## SET EXERCISE:
Give every line again exactly as it appears, please, but not the pictures.

## STORED RECORDS:
■ ■ ■ ■ ■ ■ ■

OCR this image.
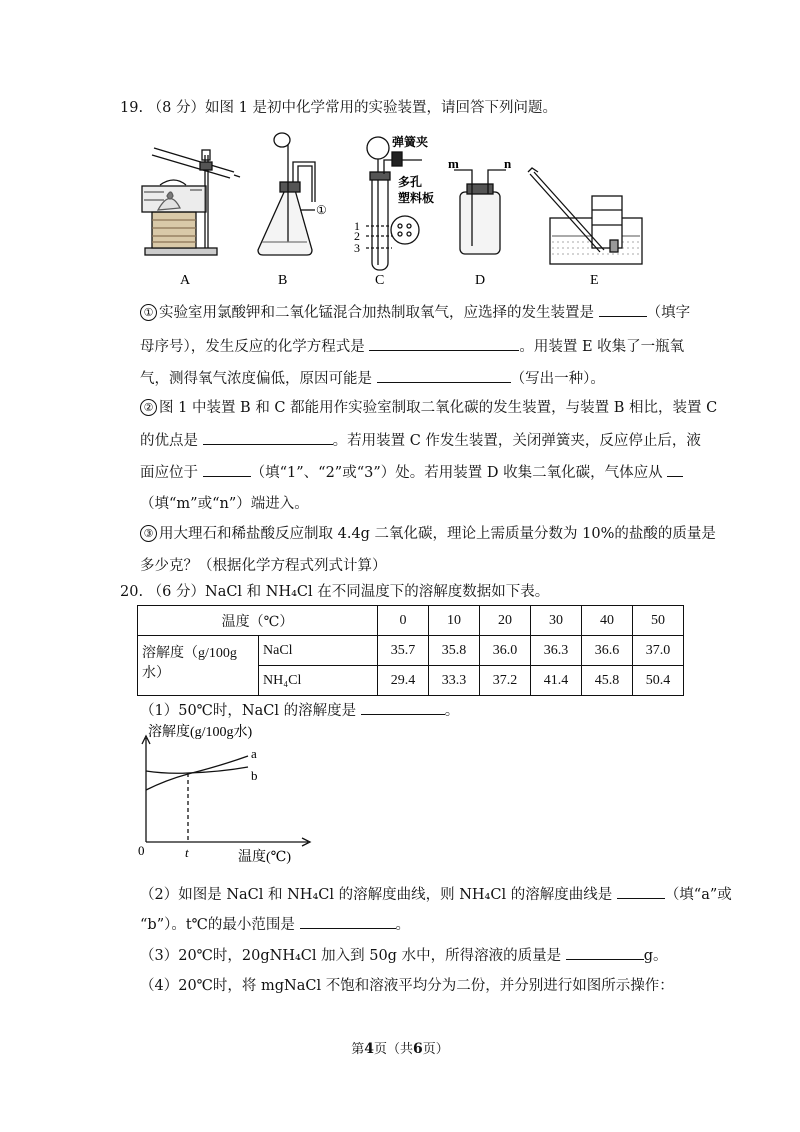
19. （8 分）如图 1 是初中化学常用的实验装置，请回答下列问题。
A	B	C	D	E
①
弹簧夹
多孔
塑料板
1
2
3
m	n
① 实验室用氯酸钾和二氧化锰混合加热制取氧气，应选择的发生装置是	（填字
母序号），发生反应的化学方程式是	。用装置 E 收集了一瓶氧
气，测得氧气浓度偏低，原因可能是	（写出一种）。
② 图 1 中装置 B 和 C 都能用作实验室制取二氧化碳的发生装置，与装置 B 相比，装置 C
的优点是	。若用装置 C 作发生装置，关闭弹簧夹，反应停止后，液
面应位于	（填“1”、“2”或“3”）处。若用装置 D 收集二氧化碳，气体应从
（填“m”或“n”）端进入。
③ 用大理石和稀盐酸反应制取 4.4g 二氧化碳，理论上需质量分数为 10%的盐酸的质量是
多少克？（根据化学方程式列式计算）
20. （6 分）NaCl 和 NH₄Cl 在不同温度下的溶解度数据如下表。
温度（℃）		0	10	20	30	40	50
溶解度（g/100g 水）	NaCl	35.7	35.8	36.0	36.3	36.6	37.0
	NH₄Cl	29.4	33.3	37.2	41.4	45.8	50.4
（1）50℃时，NaCl 的溶解度是	。
溶解度(g/100g水)
0	t	温度(℃)
a
b
（2）如图是 NaCl 和 NH₄Cl 的溶解度曲线，则 NH₄Cl 的溶解度曲线是	（填“a”或
“b”）。t℃的最小范围是	。
（3）20℃时，20gNH₄Cl 加入到 50g 水中，所得溶液的质量是	g。
（4）20℃时，将 mgNaCl 不饱和溶液平均分为二份，并分别进行如图所示操作：
第4页（共6页）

■ ■ ■ ■ ■ ■ ■

## CORRECT OUTPUT:
OCR this image.
19. （8 分）如图 1 是初中化学常用的实验装置，请回答下列问题。
A	B	C	D	E
①
弹簧夹
多孔
塑料板
1
2
3
m	n
① 实验室用氯酸钾和二氧化锰混合加热制取氧气，应选择的发生装置是	（填字
母序号），发生反应的化学方程式是	。用装置 E 收集了一瓶氧
气，测得氧气浓度偏低，原因可能是	（写出一种）。
② 图 1 中装置 B 和 C 都能用作实验室制取二氧化碳的发生装置，与装置 B 相比，装置 C
的优点是	。若用装置 C 作发生装置，关闭弹簧夹，反应停止后，液
面应位于	（填“1”、“2”或“3”）处。若用装置 D 收集二氧化碳，气体应从
（填“m”或“n”）端进入。
③ 用大理石和稀盐酸反应制取 4.4g 二氧化碳，理论上需质量分数为 10%的盐酸的质量是
多少克？（根据化学方程式列式计算）
20. （6 分）NaCl 和 NH₄Cl 在不同温度下的溶解度数据如下表。
温度（℃）		0	10	20	30	40	50
溶解度（g/100g 水）	NaCl	35.7	35.8	36.0	36.3	36.6	37.0
	NH₄Cl	29.4	33.3	37.2	41.4	45.8	50.4
（1）50℃时，NaCl 的溶解度是	。
溶解度(g/100g水)
0	t	温度(℃)
a
b
（2）如图是 NaCl 和 NH₄Cl 的溶解度曲线，则 NH₄Cl 的溶解度曲线是	（填“a”或
“b”）。t℃的最小范围是	。
（3）20℃时，20gNH₄Cl 加入到 50g 水中，所得溶液的质量是	g。
（4）20℃时，将 mgNaCl 不饱和溶液平均分为二份，并分别进行如图所示操作：
第4页（共6页）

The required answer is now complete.